Exercise task: Strip the pictures and reproduce the rest of the listing exactly.
## start Extracted information
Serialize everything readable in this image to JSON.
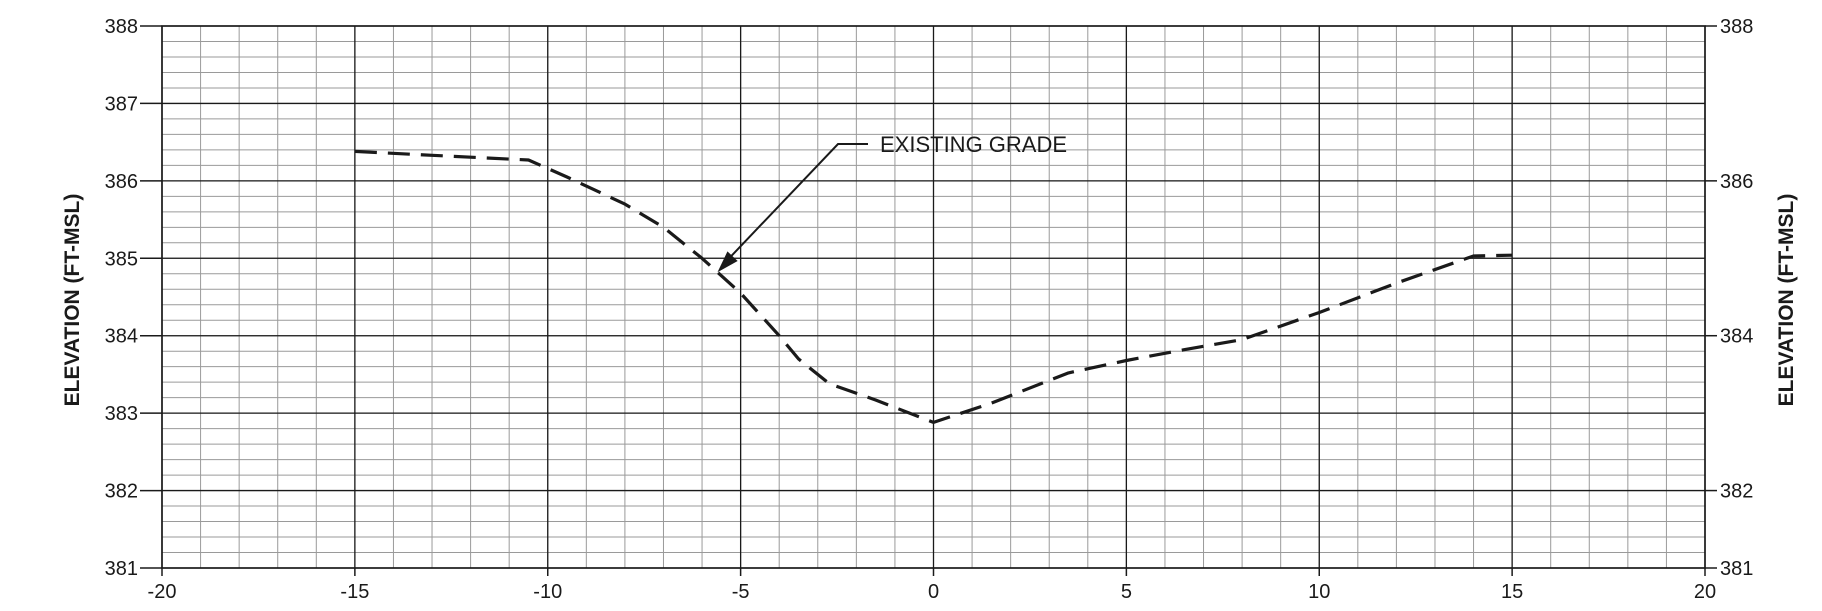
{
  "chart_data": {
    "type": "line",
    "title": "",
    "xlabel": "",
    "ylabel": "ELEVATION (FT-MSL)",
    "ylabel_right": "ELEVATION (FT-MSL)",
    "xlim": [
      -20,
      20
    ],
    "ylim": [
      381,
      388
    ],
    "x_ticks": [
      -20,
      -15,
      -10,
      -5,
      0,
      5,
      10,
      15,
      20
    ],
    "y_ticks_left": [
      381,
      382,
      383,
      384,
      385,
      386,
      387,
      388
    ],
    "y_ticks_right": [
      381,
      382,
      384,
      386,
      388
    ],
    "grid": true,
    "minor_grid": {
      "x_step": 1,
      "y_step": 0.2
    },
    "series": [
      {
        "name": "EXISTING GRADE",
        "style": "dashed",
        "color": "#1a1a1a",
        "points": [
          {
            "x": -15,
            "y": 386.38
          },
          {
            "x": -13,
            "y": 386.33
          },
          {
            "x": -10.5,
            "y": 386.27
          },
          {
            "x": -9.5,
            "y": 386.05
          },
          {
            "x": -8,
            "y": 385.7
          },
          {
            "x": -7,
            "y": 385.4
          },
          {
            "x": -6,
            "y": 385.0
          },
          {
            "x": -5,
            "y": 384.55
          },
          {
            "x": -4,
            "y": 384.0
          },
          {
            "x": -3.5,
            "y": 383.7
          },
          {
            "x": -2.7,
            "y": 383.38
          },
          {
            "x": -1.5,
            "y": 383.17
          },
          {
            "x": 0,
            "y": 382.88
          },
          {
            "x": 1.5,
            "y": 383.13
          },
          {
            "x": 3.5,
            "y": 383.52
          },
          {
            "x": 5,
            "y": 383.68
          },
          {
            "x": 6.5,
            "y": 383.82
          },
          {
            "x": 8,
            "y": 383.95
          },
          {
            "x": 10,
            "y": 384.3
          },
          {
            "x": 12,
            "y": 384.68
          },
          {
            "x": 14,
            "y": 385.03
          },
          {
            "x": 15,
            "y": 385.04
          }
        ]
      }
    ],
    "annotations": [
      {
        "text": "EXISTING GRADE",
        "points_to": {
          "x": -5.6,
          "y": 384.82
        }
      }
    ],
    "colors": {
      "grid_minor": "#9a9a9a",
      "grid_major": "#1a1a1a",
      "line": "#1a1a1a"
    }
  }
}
## end Extracted information
Response to the task:
Serialize everything readable in this image to JSON.
{
  "chart_data": {
    "type": "line",
    "title": "",
    "xlabel": "",
    "ylabel": "ELEVATION (FT-MSL)",
    "ylabel_right": "ELEVATION (FT-MSL)",
    "xlim": [
      -20,
      20
    ],
    "ylim": [
      381,
      388
    ],
    "x_ticks": [
      -20,
      -15,
      -10,
      -5,
      0,
      5,
      10,
      15,
      20
    ],
    "y_ticks_left": [
      381,
      382,
      383,
      384,
      385,
      386,
      387,
      388
    ],
    "y_ticks_right": [
      381,
      382,
      384,
      386,
      388
    ],
    "grid": true,
    "minor_grid": {
      "x_step": 1,
      "y_step": 0.2
    },
    "series": [
      {
        "name": "EXISTING GRADE",
        "style": "dashed",
        "color": "#1a1a1a",
        "points": [
          {
            "x": -15,
            "y": 386.38
          },
          {
            "x": -13,
            "y": 386.33
          },
          {
            "x": -10.5,
            "y": 386.27
          },
          {
            "x": -9.5,
            "y": 386.05
          },
          {
            "x": -8,
            "y": 385.7
          },
          {
            "x": -7,
            "y": 385.4
          },
          {
            "x": -6,
            "y": 385.0
          },
          {
            "x": -5,
            "y": 384.55
          },
          {
            "x": -4,
            "y": 384.0
          },
          {
            "x": -3.5,
            "y": 383.7
          },
          {
            "x": -2.7,
            "y": 383.38
          },
          {
            "x": -1.5,
            "y": 383.17
          },
          {
            "x": 0,
            "y": 382.88
          },
          {
            "x": 1.5,
            "y": 383.13
          },
          {
            "x": 3.5,
            "y": 383.52
          },
          {
            "x": 5,
            "y": 383.68
          },
          {
            "x": 6.5,
            "y": 383.82
          },
          {
            "x": 8,
            "y": 383.95
          },
          {
            "x": 10,
            "y": 384.3
          },
          {
            "x": 12,
            "y": 384.68
          },
          {
            "x": 14,
            "y": 385.03
          },
          {
            "x": 15,
            "y": 385.04
          }
        ]
      }
    ],
    "annotations": [
      {
        "text": "EXISTING GRADE",
        "points_to": {
          "x": -5.6,
          "y": 384.82
        }
      }
    ],
    "colors": {
      "grid_minor": "#9a9a9a",
      "grid_major": "#1a1a1a",
      "line": "#1a1a1a"
    }
  }
}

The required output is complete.